Show only lines that include "sous".

────

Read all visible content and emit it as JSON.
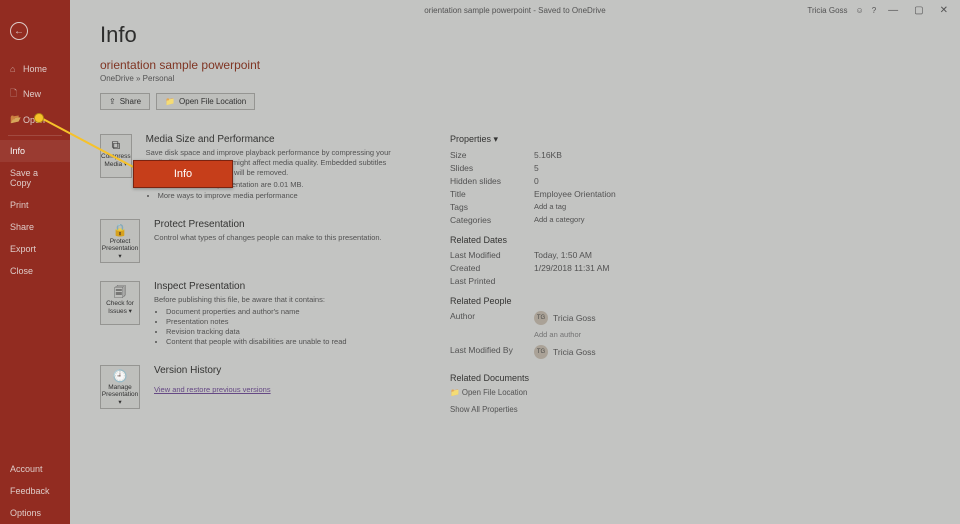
{
  "titlebar": {
    "center": "orientation sample powerpoint - Saved to OneDrive",
    "user": "Tricia Goss",
    "min": "—",
    "restore": "▢",
    "close": "✕"
  },
  "sidebar": {
    "back": "←",
    "items": [
      {
        "icon": "⌂",
        "label": "Home"
      },
      {
        "icon": "🗋",
        "label": "New"
      },
      {
        "icon": "📂",
        "label": "Open"
      },
      {
        "icon": "",
        "label": "Info"
      },
      {
        "icon": "",
        "label": "Save a Copy"
      },
      {
        "icon": "",
        "label": "Print"
      },
      {
        "icon": "",
        "label": "Share"
      },
      {
        "icon": "",
        "label": "Export"
      },
      {
        "icon": "",
        "label": "Close"
      }
    ],
    "bottom": [
      {
        "label": "Account"
      },
      {
        "label": "Feedback"
      },
      {
        "label": "Options"
      }
    ]
  },
  "page": {
    "heading": "Info",
    "doc_title": "orientation sample powerpoint",
    "doc_sub": "OneDrive » Personal",
    "share_btn": "Share",
    "openloc_btn": "Open File Location"
  },
  "sections": {
    "media": {
      "btn": "Compress Media ▾",
      "title": "Media Size and Performance",
      "desc": "Save disk space and improve playback performance by compressing your media files. Compression might affect media quality. Embedded subtitles and alternate audio tracks will be removed.",
      "bullet1": "Media files in this presentation are 0.01 MB.",
      "bullet2": "More ways to improve media performance"
    },
    "protect": {
      "btn": "Protect Presentation ▾",
      "title": "Protect Presentation",
      "desc": "Control what types of changes people can make to this presentation."
    },
    "inspect": {
      "btn": "Check for Issues ▾",
      "title": "Inspect Presentation",
      "desc": "Before publishing this file, be aware that it contains:",
      "li1": "Document properties and author's name",
      "li2": "Presentation notes",
      "li3": "Revision tracking data",
      "li4": "Content that people with disabilities are unable to read"
    },
    "version": {
      "btn": "Manage Presentation ▾",
      "title": "Version History",
      "link": "View and restore previous versions"
    }
  },
  "props": {
    "heading": "Properties ▾",
    "size_k": "Size",
    "size_v": "5.16KB",
    "slides_k": "Slides",
    "slides_v": "5",
    "hidden_k": "Hidden slides",
    "hidden_v": "0",
    "title_k": "Title",
    "title_v": "Employee Orientation",
    "tags_k": "Tags",
    "tags_v": "Add a tag",
    "cat_k": "Categories",
    "cat_v": "Add a category"
  },
  "dates": {
    "heading": "Related Dates",
    "mod_k": "Last Modified",
    "mod_v": "Today, 1:50 AM",
    "created_k": "Created",
    "created_v": "1/29/2018 11:31 AM",
    "printed_k": "Last Printed",
    "printed_v": ""
  },
  "people": {
    "heading": "Related People",
    "author_k": "Author",
    "author_initials": "TG",
    "author_name": "Tricia Goss",
    "add_author": "Add an author",
    "modby_k": "Last Modified By",
    "modby_initials": "TG",
    "modby_name": "Tricia Goss"
  },
  "docs": {
    "heading": "Related Documents",
    "open": "Open File Location",
    "all": "Show All Properties"
  },
  "callout": {
    "label": "Info"
  }
}
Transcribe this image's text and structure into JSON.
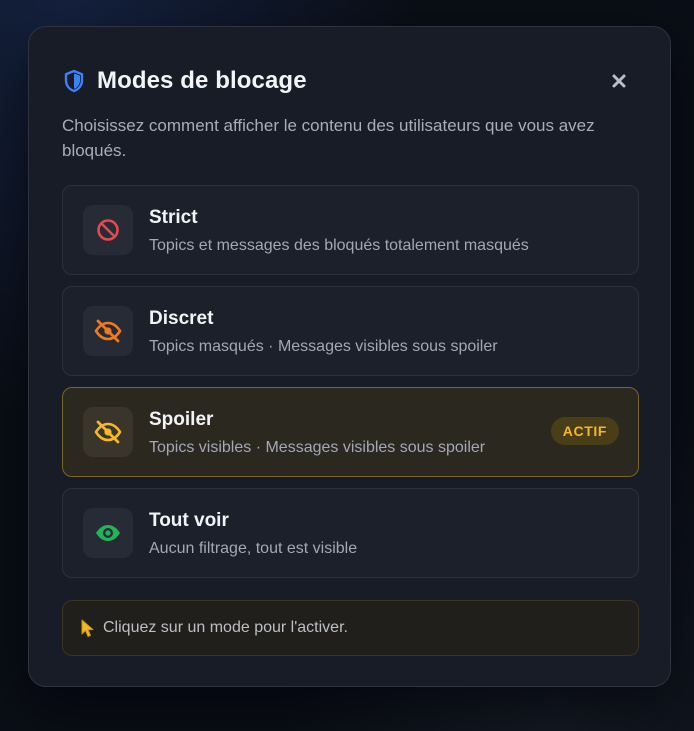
{
  "modal": {
    "title": "Modes de blocage",
    "description": "Choisissez comment afficher le contenu des utilisateurs que vous avez bloqués.",
    "icon": "shield-icon",
    "close_icon": "close-icon",
    "accent": "#3b82f6"
  },
  "modes": [
    {
      "name": "Strict",
      "description": "Topics et messages des bloqués totalement masqués",
      "icon": "block-icon",
      "icon_color": "#e5484d",
      "active": false
    },
    {
      "name": "Discret",
      "description": "Topics masqués · Messages visibles sous spoiler",
      "icon": "eye-slash-icon",
      "icon_color": "#f07a1e",
      "active": false
    },
    {
      "name": "Spoiler",
      "description": "Topics visibles · Messages visibles sous spoiler",
      "icon": "eye-slash-icon",
      "icon_color": "#f2b827",
      "active": true,
      "badge": "ACTIF"
    },
    {
      "name": "Tout voir",
      "description": "Aucun filtrage, tout est visible",
      "icon": "eye-icon",
      "icon_color": "#22b45a",
      "active": false
    }
  ],
  "hint": {
    "icon": "pointer-icon",
    "text": "Cliquez sur un mode pour l'activer."
  }
}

────

• Final answer:
      "description": "Topics masqués · Messages visibles sous spoiler",
      "description": "Topics visibles · Messages visibles sous spoiler",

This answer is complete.